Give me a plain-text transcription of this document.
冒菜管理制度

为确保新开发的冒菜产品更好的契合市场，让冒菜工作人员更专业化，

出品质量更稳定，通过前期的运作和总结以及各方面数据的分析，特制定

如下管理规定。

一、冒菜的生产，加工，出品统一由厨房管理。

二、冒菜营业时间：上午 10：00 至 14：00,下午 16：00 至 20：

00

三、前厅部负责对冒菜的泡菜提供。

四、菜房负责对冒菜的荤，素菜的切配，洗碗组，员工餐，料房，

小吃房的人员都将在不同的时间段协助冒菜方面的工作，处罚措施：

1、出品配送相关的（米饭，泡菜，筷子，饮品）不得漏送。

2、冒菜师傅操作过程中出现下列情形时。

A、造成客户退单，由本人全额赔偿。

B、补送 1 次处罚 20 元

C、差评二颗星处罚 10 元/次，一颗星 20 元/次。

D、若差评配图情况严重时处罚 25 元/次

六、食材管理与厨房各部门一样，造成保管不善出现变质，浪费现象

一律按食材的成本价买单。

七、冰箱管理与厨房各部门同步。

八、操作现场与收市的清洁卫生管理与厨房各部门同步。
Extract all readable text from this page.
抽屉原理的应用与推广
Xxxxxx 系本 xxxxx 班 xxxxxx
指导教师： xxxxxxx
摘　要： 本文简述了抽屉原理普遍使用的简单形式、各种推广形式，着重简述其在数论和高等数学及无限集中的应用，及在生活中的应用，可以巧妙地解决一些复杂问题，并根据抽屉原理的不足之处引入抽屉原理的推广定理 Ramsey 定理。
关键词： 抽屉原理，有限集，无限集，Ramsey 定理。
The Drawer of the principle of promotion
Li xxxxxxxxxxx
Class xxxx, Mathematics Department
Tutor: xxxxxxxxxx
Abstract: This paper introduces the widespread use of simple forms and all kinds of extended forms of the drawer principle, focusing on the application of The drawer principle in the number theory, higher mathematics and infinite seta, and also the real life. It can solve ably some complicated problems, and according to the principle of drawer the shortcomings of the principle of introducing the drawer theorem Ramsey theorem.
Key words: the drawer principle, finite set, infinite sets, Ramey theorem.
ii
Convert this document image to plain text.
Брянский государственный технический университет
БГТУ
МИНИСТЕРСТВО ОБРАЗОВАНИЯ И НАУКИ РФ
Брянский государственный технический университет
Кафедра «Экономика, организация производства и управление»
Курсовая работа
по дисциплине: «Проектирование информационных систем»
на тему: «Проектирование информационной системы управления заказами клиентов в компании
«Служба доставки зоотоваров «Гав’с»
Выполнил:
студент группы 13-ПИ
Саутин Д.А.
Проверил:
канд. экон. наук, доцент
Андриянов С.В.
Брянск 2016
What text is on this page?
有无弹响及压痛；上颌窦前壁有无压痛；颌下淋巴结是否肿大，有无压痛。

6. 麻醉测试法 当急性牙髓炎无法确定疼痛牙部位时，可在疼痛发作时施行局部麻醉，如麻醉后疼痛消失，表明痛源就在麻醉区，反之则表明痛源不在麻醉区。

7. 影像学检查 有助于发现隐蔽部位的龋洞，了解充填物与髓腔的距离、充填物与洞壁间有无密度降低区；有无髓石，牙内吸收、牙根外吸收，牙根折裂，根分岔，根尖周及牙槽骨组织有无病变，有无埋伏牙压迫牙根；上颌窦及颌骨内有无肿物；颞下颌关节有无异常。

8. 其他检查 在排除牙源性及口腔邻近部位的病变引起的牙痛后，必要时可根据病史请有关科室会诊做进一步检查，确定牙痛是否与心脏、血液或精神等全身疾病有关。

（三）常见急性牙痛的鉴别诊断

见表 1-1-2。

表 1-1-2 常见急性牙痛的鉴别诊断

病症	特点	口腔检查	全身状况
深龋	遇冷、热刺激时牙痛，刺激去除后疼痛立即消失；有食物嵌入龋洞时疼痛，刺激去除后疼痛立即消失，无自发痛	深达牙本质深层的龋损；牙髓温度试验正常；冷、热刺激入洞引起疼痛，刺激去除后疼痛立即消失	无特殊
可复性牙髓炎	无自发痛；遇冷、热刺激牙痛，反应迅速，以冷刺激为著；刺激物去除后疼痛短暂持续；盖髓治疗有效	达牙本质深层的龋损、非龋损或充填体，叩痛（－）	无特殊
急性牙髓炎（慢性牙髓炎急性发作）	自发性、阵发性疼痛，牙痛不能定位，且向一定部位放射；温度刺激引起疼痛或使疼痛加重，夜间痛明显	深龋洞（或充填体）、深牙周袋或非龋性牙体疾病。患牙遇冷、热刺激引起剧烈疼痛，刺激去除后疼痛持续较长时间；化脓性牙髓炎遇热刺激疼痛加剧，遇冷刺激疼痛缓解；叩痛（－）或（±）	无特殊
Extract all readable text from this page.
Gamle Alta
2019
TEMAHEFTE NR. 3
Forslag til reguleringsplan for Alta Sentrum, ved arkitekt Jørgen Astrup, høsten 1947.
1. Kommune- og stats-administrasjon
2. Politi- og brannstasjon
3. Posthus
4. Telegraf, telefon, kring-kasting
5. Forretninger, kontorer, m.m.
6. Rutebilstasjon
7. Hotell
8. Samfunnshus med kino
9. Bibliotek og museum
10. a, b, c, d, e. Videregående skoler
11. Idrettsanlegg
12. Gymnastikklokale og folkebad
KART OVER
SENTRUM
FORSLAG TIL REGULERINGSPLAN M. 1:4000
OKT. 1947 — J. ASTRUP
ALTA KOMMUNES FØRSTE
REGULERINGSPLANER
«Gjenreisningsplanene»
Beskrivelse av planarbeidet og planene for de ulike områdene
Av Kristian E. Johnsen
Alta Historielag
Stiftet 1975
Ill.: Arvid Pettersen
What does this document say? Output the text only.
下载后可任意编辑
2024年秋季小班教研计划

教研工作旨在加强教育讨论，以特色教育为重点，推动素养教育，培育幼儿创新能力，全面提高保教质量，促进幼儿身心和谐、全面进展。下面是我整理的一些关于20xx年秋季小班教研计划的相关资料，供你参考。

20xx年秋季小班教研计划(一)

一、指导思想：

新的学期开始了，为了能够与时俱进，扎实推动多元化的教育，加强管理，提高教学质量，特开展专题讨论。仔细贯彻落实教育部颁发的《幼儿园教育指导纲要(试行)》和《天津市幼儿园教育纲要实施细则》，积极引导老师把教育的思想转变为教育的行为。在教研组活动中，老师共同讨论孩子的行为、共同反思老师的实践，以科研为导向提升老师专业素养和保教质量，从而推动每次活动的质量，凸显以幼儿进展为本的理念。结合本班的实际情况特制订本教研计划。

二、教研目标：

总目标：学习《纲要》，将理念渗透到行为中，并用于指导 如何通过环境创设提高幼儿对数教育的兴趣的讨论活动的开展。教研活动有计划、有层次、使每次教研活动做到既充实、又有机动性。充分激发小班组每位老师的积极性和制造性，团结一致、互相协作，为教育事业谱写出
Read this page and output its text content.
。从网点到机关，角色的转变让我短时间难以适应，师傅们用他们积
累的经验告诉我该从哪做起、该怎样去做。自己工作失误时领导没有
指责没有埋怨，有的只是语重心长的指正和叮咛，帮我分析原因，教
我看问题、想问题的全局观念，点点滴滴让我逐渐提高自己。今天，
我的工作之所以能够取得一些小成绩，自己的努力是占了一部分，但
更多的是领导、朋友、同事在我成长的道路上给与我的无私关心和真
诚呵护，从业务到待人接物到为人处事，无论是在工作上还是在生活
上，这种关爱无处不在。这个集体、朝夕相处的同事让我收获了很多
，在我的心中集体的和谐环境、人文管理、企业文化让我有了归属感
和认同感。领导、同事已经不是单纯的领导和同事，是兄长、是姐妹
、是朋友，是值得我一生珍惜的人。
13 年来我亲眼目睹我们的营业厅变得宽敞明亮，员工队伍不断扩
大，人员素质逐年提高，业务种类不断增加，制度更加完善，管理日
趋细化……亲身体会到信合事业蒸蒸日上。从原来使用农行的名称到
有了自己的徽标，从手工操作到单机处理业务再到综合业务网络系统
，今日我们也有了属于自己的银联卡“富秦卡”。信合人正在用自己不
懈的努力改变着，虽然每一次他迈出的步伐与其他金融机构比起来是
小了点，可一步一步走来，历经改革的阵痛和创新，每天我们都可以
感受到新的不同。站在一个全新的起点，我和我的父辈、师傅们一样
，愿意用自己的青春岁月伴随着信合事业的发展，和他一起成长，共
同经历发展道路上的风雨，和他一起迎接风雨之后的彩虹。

■ Instruction ■
Count the lines in the entries that hold the word "Проектирование", and give nothing but the total.

■ Answer to this task ■
2